- **Objective**
Write out the listing unchanged, from its first line through the line that contains "nav-insights[interactable]: Insights xyxy=(934,44,1038,92)", with both of those lines included.

(Region annotation records)
···

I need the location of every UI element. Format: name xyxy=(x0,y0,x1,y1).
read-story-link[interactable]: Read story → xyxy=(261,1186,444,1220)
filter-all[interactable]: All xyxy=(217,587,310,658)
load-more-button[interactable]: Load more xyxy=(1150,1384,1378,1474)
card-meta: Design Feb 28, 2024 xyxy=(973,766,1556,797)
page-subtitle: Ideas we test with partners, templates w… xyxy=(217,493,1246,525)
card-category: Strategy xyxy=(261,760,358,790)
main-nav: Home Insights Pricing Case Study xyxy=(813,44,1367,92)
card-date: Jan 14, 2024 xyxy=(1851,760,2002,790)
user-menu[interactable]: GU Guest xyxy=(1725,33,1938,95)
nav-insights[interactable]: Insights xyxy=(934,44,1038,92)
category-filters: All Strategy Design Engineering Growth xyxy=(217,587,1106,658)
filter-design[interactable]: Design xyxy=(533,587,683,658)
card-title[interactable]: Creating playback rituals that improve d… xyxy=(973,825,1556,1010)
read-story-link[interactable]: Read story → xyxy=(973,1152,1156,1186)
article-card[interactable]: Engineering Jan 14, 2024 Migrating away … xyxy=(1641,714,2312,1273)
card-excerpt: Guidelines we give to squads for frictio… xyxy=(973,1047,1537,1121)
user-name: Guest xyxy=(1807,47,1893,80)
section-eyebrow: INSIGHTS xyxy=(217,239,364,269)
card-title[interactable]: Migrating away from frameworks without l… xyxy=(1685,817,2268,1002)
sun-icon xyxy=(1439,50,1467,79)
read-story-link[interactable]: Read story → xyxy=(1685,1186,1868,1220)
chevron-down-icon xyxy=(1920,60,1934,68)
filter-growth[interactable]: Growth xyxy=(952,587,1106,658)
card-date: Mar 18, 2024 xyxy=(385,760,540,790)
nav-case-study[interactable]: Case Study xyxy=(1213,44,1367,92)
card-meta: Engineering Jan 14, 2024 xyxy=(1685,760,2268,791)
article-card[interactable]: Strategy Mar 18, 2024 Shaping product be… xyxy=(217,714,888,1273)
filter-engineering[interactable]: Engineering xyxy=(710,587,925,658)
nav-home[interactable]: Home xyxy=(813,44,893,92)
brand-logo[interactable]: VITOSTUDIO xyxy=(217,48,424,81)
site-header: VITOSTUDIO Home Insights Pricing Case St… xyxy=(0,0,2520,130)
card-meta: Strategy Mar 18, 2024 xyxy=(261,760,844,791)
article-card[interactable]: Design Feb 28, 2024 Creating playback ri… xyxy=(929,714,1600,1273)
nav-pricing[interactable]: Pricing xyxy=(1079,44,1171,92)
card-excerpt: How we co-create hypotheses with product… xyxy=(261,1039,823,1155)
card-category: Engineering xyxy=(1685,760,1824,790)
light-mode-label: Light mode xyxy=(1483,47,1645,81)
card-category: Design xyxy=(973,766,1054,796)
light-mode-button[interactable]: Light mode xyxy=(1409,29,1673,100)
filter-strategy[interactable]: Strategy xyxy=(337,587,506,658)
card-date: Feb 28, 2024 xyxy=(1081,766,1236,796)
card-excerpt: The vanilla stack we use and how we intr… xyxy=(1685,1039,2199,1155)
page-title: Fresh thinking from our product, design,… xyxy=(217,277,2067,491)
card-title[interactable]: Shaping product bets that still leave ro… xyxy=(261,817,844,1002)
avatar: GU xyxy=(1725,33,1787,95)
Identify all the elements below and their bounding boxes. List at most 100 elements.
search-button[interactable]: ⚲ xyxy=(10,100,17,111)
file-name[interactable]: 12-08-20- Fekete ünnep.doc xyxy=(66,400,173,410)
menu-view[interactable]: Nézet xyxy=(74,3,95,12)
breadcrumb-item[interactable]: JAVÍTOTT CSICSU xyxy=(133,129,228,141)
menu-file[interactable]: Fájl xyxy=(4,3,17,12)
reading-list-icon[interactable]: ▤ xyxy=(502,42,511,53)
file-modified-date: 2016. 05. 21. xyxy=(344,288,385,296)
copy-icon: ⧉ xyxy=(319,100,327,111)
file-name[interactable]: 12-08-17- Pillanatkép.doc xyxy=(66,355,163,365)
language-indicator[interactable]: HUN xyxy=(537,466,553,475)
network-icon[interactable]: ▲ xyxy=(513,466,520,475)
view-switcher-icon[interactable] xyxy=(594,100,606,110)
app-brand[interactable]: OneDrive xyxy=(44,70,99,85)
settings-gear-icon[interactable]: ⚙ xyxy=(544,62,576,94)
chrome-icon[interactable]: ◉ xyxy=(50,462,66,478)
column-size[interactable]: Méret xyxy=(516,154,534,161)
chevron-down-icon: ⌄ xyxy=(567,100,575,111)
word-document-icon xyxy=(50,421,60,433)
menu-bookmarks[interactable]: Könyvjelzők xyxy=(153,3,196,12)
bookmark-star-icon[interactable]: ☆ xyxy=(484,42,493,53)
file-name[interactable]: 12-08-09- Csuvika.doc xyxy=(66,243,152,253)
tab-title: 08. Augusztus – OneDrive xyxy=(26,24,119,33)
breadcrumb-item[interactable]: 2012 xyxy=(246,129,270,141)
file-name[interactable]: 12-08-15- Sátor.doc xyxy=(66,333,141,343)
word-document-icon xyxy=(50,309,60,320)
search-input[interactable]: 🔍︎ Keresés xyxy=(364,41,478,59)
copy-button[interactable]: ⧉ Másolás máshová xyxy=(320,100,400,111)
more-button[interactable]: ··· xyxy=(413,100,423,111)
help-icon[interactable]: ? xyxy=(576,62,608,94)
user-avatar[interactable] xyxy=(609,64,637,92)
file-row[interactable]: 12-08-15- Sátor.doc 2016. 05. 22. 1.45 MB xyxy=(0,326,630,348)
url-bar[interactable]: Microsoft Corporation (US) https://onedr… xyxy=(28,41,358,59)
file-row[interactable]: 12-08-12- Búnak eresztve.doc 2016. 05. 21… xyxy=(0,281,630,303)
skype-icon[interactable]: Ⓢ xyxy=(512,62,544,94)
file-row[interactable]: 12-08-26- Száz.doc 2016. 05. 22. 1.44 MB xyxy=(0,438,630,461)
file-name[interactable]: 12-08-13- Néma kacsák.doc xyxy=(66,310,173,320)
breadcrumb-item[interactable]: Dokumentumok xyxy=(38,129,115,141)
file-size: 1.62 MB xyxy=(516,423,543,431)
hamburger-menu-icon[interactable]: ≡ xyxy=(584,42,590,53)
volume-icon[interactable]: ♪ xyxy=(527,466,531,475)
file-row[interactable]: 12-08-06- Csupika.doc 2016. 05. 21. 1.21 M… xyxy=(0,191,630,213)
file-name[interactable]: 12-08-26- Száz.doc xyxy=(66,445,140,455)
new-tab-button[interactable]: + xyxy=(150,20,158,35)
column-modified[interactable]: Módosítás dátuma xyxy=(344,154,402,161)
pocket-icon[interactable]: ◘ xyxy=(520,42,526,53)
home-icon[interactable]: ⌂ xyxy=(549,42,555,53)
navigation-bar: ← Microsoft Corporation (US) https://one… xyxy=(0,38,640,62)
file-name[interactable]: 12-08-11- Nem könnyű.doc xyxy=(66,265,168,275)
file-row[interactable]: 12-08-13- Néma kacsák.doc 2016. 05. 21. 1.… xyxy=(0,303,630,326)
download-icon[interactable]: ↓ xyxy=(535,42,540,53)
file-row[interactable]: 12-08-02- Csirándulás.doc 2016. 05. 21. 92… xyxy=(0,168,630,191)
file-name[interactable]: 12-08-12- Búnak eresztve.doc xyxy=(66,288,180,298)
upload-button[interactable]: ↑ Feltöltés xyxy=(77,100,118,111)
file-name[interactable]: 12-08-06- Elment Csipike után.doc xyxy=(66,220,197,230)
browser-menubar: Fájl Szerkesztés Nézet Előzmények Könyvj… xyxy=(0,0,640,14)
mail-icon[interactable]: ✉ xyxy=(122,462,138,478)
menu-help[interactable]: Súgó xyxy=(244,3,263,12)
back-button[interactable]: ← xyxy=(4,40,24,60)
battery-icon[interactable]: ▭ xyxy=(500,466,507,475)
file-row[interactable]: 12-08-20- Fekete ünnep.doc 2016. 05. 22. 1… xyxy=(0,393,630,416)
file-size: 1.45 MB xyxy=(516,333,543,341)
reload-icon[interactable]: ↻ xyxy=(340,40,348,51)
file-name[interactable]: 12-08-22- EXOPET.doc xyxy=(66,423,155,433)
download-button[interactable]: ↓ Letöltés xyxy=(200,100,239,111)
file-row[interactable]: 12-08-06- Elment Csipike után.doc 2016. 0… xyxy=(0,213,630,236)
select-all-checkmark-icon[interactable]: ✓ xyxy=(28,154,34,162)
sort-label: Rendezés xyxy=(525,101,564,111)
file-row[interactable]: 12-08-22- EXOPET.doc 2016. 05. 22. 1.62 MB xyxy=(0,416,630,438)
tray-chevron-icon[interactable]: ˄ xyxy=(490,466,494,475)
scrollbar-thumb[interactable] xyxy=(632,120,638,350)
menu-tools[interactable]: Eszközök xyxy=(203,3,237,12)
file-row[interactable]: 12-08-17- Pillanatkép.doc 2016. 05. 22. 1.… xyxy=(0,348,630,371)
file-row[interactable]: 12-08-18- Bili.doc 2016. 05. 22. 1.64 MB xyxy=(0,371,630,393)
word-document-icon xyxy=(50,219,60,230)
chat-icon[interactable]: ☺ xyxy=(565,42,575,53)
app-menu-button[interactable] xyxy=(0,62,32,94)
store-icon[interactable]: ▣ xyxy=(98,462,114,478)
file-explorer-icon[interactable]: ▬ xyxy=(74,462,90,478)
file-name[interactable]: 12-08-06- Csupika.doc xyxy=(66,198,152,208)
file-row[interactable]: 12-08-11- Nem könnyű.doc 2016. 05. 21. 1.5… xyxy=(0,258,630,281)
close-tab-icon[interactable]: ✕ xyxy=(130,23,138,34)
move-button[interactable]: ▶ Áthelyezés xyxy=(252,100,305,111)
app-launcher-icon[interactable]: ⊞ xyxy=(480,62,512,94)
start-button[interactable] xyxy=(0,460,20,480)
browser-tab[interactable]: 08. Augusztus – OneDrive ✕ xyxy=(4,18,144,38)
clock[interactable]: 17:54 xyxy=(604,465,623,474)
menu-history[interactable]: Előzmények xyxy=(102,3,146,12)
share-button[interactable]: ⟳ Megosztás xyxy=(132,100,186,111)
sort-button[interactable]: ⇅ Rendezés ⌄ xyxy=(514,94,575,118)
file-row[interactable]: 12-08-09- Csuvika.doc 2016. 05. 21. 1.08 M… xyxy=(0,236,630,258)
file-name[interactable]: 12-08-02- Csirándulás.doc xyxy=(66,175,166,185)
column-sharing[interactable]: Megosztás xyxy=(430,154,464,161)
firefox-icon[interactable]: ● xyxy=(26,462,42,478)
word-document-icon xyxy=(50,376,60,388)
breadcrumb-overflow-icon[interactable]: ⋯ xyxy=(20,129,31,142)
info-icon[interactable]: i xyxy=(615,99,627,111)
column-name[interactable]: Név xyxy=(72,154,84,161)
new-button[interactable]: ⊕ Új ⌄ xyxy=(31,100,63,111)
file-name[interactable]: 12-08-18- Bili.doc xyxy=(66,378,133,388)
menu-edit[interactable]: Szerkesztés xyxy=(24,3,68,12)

···

- **Task response**
I need the location of every UI element. Format: name xyxy=(x0,y0,x1,y1).
read-story-link[interactable]: Read story → xyxy=(261,1186,444,1220)
filter-all[interactable]: All xyxy=(217,587,310,658)
load-more-button[interactable]: Load more xyxy=(1150,1384,1378,1474)
card-meta: Design Feb 28, 2024 xyxy=(973,766,1556,797)
page-subtitle: Ideas we test with partners, templates w… xyxy=(217,493,1246,525)
card-category: Strategy xyxy=(261,760,358,790)
main-nav: Home Insights Pricing Case Study xyxy=(813,44,1367,92)
card-date: Jan 14, 2024 xyxy=(1851,760,2002,790)
user-menu[interactable]: GU Guest xyxy=(1725,33,1938,95)
nav-insights[interactable]: Insights xyxy=(934,44,1038,92)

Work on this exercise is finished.